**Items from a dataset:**
• • •

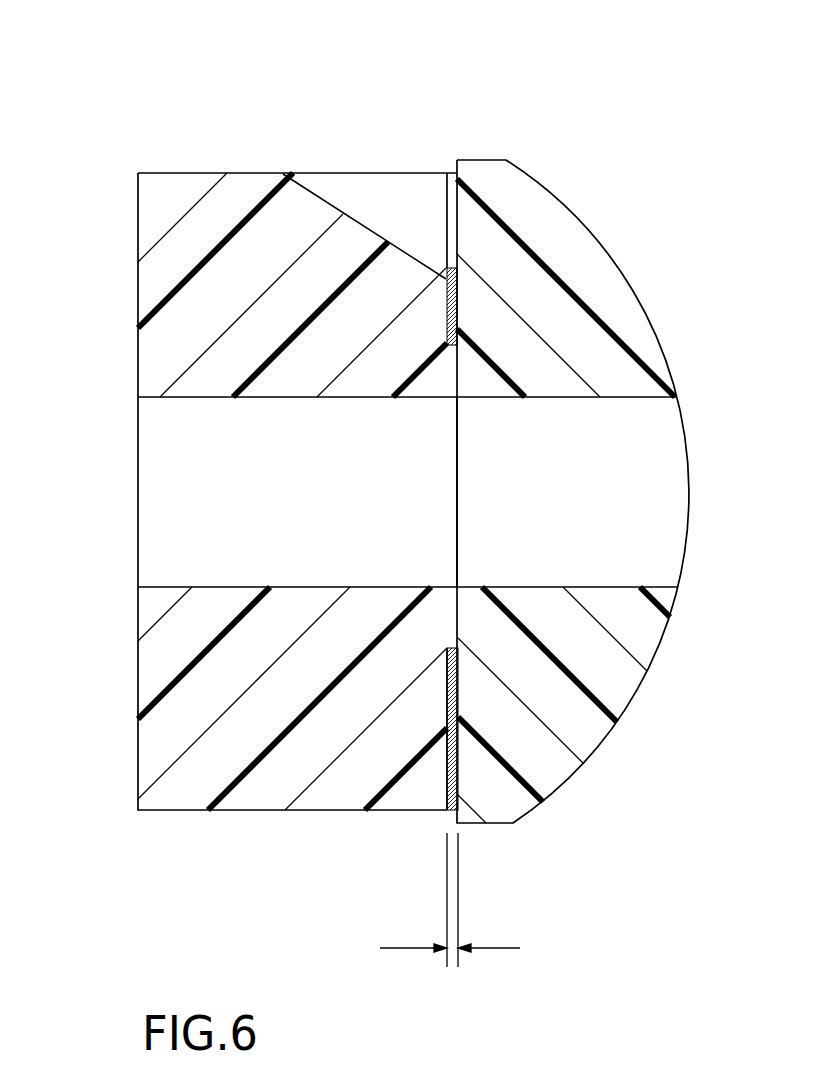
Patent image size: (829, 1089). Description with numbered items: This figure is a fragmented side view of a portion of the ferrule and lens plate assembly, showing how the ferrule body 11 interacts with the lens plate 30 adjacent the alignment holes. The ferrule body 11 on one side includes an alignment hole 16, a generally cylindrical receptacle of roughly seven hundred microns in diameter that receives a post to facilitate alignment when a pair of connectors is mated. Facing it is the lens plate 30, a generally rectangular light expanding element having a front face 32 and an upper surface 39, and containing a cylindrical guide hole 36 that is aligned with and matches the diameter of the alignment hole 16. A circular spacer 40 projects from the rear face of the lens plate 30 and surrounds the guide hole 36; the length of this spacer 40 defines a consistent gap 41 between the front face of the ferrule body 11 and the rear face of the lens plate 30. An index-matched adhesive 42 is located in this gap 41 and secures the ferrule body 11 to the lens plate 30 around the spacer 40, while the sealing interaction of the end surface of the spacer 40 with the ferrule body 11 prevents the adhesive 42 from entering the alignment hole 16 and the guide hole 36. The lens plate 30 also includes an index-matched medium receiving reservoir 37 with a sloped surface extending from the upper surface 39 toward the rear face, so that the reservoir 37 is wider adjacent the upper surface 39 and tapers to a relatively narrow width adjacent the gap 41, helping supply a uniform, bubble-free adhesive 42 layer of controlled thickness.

The ferrule body 11 is at (527, 215).
The alignment hole 16 is at (600, 398).
The lens plate 30 is at (138, 240).
The front face 32 is at (138, 355).
The guide hole 36 is at (205, 398).
The index-matched medium receiving reservoir 37 is at (374, 213).
The upper surface 39 is at (173, 173).
The spacer 40 is at (440, 377).
The gap 41 is at (450, 967).
The index-matched adhesive 42 is at (460, 300).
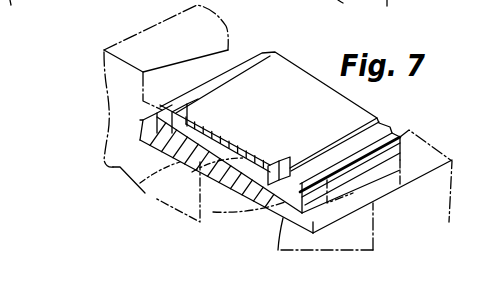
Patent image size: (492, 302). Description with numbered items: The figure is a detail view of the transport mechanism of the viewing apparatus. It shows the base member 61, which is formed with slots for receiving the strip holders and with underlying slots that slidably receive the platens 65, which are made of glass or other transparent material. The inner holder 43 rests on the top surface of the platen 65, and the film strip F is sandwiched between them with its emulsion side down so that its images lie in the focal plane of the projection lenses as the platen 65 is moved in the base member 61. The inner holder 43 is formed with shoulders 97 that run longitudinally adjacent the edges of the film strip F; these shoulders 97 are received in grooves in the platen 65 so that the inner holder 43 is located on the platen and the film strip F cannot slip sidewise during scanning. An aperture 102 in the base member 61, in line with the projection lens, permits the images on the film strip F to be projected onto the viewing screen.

The base member 61 is at (106, 169).
The inner holder 43 is at (207, 135).
The film strip F is at (245, 152).
The shoulders 97 is at (191, 128).
The platen 65 is at (183, 160).
The aperture 102 is at (204, 210).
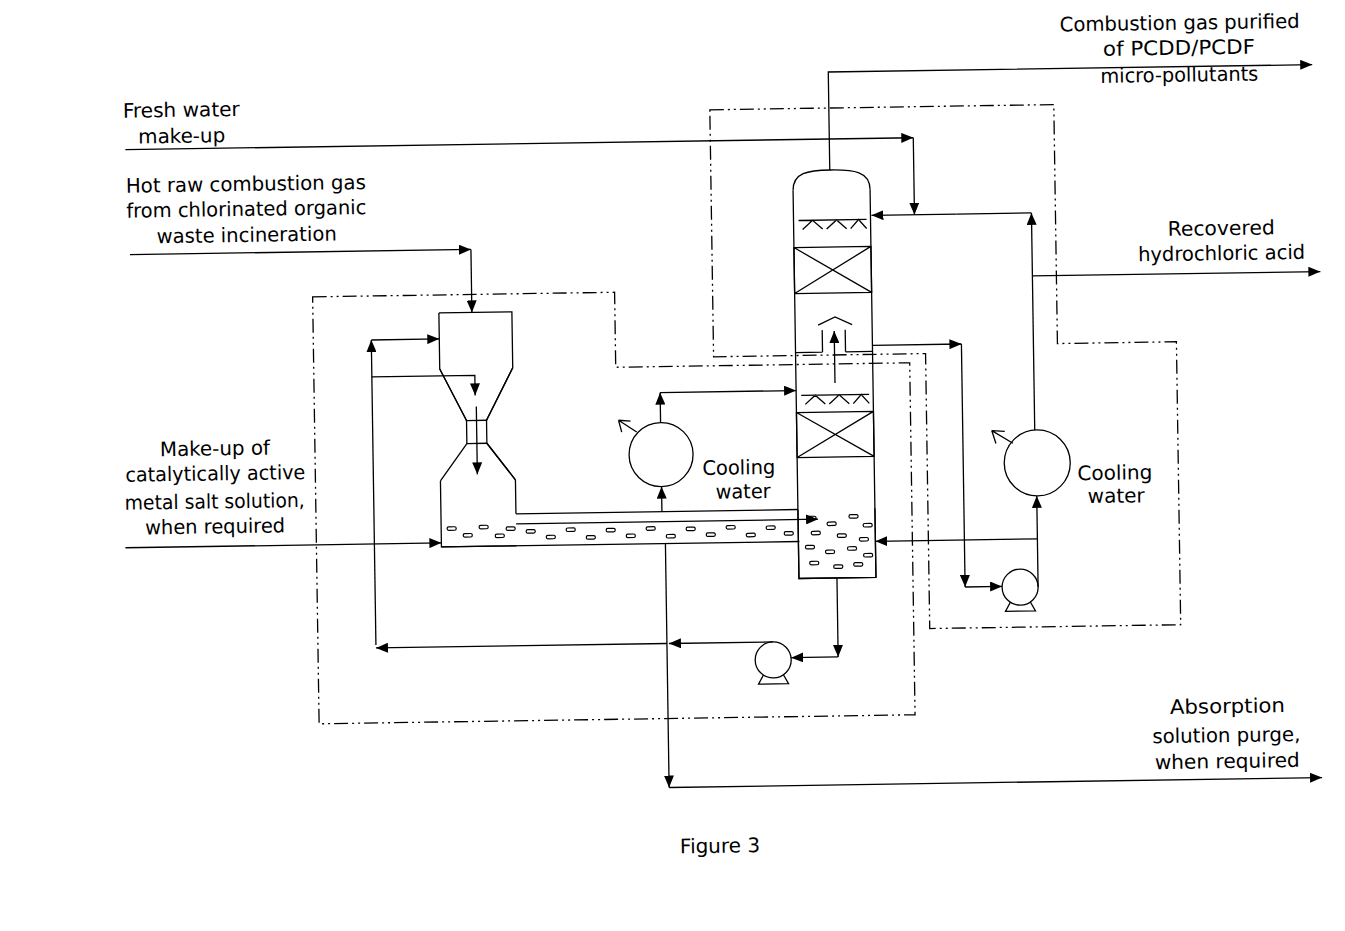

• • •

**Exercise task:** Write out every line of the items above exactly as they appear, leaving out the pictures.

**Task solution:**
Patent image size: (829, 1089). Description with numbered items: This figure is a fragmented side view of a portion of the ferrule and lens plate assembly, showing how the ferrule body 11 interacts with the lens plate 30 adjacent the alignment holes. The ferrule body 11 on one side includes an alignment hole 16, a generally cylindrical receptacle of roughly seven hundred microns in diameter that receives a post to facilitate alignment when a pair of connectors is mated. Facing it is the lens plate 30, a generally rectangular light expanding element having a front face 32 and an upper surface 39, and containing a cylindrical guide hole 36 that is aligned with and matches the diameter of the alignment hole 16. A circular spacer 40 projects from the rear face of the lens plate 30 and surrounds the guide hole 36; the length of this spacer 40 defines a consistent gap 41 between the front face of the ferrule body 11 and the rear face of the lens plate 30. An index-matched adhesive 42 is located in this gap 41 and secures the ferrule body 11 to the lens plate 30 around the spacer 40, while the sealing interaction of the end surface of the spacer 40 with the ferrule body 11 prevents the adhesive 42 from entering the alignment hole 16 and the guide hole 36. The lens plate 30 also includes an index-matched medium receiving reservoir 37 with a sloped surface extending from the upper surface 39 toward the rear face, so that the reservoir 37 is wider adjacent the upper surface 39 and tapers to a relatively narrow width adjacent the gap 41, helping supply a uniform, bubble-free adhesive 42 layer of controlled thickness.

The ferrule body 11 is at (527, 215).
The alignment hole 16 is at (600, 398).
The lens plate 30 is at (138, 240).
The front face 32 is at (138, 355).
The guide hole 36 is at (205, 398).
The index-matched medium receiving reservoir 37 is at (374, 213).
The upper surface 39 is at (173, 173).
The spacer 40 is at (440, 377).
The gap 41 is at (450, 967).
The index-matched adhesive 42 is at (460, 300).
Patent image size: (492, 302). Description with numbered items: The figure is a detail view of the transport mechanism of the viewing apparatus. It shows the base member 61, which is formed with slots for receiving the strip holders and with underlying slots that slidably receive the platens 65, which are made of glass or other transparent material. The inner holder 43 rests on the top surface of the platen 65, and the film strip F is sandwiched between them with its emulsion side down so that its images lie in the focal plane of the projection lenses as the platen 65 is moved in the base member 61. The inner holder 43 is formed with shoulders 97 that run longitudinally adjacent the edges of the film strip F; these shoulders 97 are received in grooves in the platen 65 so that the inner holder 43 is located on the platen and the film strip F cannot slip sidewise during scanning. An aperture 102 in the base member 61, in line with the projection lens, permits the images on the film strip F to be projected onto the viewing screen.

The base member 61 is at (106, 169).
The inner holder 43 is at (207, 135).
The film strip F is at (245, 152).
The shoulders 97 is at (191, 128).
The platen 65 is at (183, 160).
The aperture 102 is at (204, 210).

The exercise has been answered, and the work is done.